» **CHALLENGE**:
Every entry must be duplicated precisely as written.

» **RECORDS FOR THIS TASK**:
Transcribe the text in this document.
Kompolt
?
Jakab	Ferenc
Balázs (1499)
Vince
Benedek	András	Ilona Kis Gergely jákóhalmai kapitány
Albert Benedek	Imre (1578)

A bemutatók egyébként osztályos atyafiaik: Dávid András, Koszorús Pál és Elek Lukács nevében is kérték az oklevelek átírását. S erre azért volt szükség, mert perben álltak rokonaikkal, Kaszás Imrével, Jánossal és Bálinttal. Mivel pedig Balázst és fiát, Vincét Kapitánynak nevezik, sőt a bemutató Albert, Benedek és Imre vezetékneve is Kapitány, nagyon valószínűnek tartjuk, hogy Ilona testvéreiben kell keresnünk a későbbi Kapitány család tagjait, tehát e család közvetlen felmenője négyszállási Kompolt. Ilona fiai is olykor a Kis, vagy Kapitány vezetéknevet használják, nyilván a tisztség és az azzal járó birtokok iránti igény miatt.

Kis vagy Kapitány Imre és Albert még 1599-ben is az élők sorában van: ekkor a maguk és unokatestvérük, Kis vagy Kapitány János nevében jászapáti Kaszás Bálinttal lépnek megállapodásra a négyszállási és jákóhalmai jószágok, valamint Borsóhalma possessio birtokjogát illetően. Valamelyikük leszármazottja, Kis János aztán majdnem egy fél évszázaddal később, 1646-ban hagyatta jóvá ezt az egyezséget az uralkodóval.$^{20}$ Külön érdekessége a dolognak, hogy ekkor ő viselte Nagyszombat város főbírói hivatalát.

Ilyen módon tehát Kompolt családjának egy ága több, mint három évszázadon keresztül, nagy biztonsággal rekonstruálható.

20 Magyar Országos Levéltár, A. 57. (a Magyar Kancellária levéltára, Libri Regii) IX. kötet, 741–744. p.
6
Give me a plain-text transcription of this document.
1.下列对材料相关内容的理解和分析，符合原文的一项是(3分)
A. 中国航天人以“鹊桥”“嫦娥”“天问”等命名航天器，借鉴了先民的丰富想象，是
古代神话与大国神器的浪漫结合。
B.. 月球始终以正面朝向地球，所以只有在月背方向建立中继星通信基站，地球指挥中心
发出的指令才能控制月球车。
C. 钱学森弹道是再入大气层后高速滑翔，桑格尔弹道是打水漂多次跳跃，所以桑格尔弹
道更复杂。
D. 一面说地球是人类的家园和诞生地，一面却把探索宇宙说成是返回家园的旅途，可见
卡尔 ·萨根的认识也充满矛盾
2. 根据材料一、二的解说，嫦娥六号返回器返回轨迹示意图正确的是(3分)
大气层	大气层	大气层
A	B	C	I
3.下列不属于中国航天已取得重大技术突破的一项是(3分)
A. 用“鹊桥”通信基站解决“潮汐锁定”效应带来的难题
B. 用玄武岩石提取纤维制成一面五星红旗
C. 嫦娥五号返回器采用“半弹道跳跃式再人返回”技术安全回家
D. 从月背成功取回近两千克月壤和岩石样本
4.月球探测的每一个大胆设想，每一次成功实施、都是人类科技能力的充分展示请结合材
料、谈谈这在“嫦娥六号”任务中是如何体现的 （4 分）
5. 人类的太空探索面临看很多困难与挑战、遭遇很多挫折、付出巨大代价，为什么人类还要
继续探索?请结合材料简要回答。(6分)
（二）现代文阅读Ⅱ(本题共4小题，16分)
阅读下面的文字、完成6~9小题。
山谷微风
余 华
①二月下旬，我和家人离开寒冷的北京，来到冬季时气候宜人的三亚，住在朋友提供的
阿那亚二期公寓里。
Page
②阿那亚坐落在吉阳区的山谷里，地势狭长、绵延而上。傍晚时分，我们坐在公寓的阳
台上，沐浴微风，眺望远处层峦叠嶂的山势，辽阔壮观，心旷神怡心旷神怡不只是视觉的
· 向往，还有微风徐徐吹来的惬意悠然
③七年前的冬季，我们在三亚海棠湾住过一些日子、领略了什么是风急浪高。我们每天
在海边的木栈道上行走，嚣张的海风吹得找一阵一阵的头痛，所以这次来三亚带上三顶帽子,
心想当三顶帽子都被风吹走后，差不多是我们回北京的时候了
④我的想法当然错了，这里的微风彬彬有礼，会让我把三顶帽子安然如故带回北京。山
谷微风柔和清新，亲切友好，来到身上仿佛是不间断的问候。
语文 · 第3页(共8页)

» **RESULT OF THIS EXERCISE**:
Transcribe the text in this document.
Kompolt
?
Jakab	Ferenc
Balázs (1499)
Vince
Benedek	András	Ilona Kis Gergely jákóhalmai kapitány
Albert Benedek	Imre (1578)

A bemutatók egyébként osztályos atyafiaik: Dávid András, Koszorús Pál és Elek Lukács nevében is kérték az oklevelek átírását. S erre azért volt szükség, mert perben álltak rokonaikkal, Kaszás Imrével, Jánossal és Bálinttal. Mivel pedig Balázst és fiát, Vincét Kapitánynak nevezik, sőt a bemutató Albert, Benedek és Imre vezetékneve is Kapitány, nagyon valószínűnek tartjuk, hogy Ilona testvéreiben kell keresnünk a későbbi Kapitány család tagjait, tehát e család közvetlen felmenője négyszállási Kompolt. Ilona fiai is olykor a Kis, vagy Kapitány vezetéknevet használják, nyilván a tisztség és az azzal járó birtokok iránti igény miatt.

Kis vagy Kapitány Imre és Albert még 1599-ben is az élők sorában van: ekkor a maguk és unokatestvérük, Kis vagy Kapitány János nevében jászapáti Kaszás Bálinttal lépnek megállapodásra a négyszállási és jákóhalmai jószágok, valamint Borsóhalma possessio birtokjogát illetően. Valamelyikük leszármazottja, Kis János aztán majdnem egy fél évszázaddal később, 1646-ban hagyatta jóvá ezt az egyezséget az uralkodóval.$^{20}$ Külön érdekessége a dolognak, hogy ekkor ő viselte Nagyszombat város főbírói hivatalát.

Ilyen módon tehát Kompolt családjának egy ága több, mint három évszázadon keresztül, nagy biztonsággal rekonstruálható.

20 Magyar Országos Levéltár, A. 57. (a Magyar Kancellária levéltára, Libri Regii) IX. kötet, 741–744. p.
6
Give me a plain-text transcription of this document.
1.下列对材料相关内容的理解和分析，符合原文的一项是(3分)
A. 中国航天人以“鹊桥”“嫦娥”“天问”等命名航天器，借鉴了先民的丰富想象，是
古代神话与大国神器的浪漫结合。
B.. 月球始终以正面朝向地球，所以只有在月背方向建立中继星通信基站，地球指挥中心
发出的指令才能控制月球车。
C. 钱学森弹道是再入大气层后高速滑翔，桑格尔弹道是打水漂多次跳跃，所以桑格尔弹
道更复杂。
D. 一面说地球是人类的家园和诞生地，一面却把探索宇宙说成是返回家园的旅途，可见
卡尔 ·萨根的认识也充满矛盾
2. 根据材料一、二的解说，嫦娥六号返回器返回轨迹示意图正确的是(3分)
大气层	大气层	大气层
A	B	C	I
3.下列不属于中国航天已取得重大技术突破的一项是(3分)
A. 用“鹊桥”通信基站解决“潮汐锁定”效应带来的难题
B. 用玄武岩石提取纤维制成一面五星红旗
C. 嫦娥五号返回器采用“半弹道跳跃式再人返回”技术安全回家
D. 从月背成功取回近两千克月壤和岩石样本
4.月球探测的每一个大胆设想，每一次成功实施、都是人类科技能力的充分展示请结合材
料、谈谈这在“嫦娥六号”任务中是如何体现的 （4 分）
5. 人类的太空探索面临看很多困难与挑战、遭遇很多挫折、付出巨大代价，为什么人类还要
继续探索?请结合材料简要回答。(6分)
（二）现代文阅读Ⅱ(本题共4小题，16分)
阅读下面的文字、完成6~9小题。
山谷微风
余 华
①二月下旬，我和家人离开寒冷的北京，来到冬季时气候宜人的三亚，住在朋友提供的
阿那亚二期公寓里。
Page
②阿那亚坐落在吉阳区的山谷里，地势狭长、绵延而上。傍晚时分，我们坐在公寓的阳
台上，沐浴微风，眺望远处层峦叠嶂的山势，辽阔壮观，心旷神怡心旷神怡不只是视觉的
· 向往，还有微风徐徐吹来的惬意悠然
③七年前的冬季，我们在三亚海棠湾住过一些日子、领略了什么是风急浪高。我们每天
在海边的木栈道上行走，嚣张的海风吹得找一阵一阵的头痛，所以这次来三亚带上三顶帽子,
心想当三顶帽子都被风吹走后，差不多是我们回北京的时候了
④我的想法当然错了，这里的微风彬彬有礼，会让我把三顶帽子安然如故带回北京。山
谷微风柔和清新，亲切友好，来到身上仿佛是不间断的问候。
语文 · 第3页(共8页)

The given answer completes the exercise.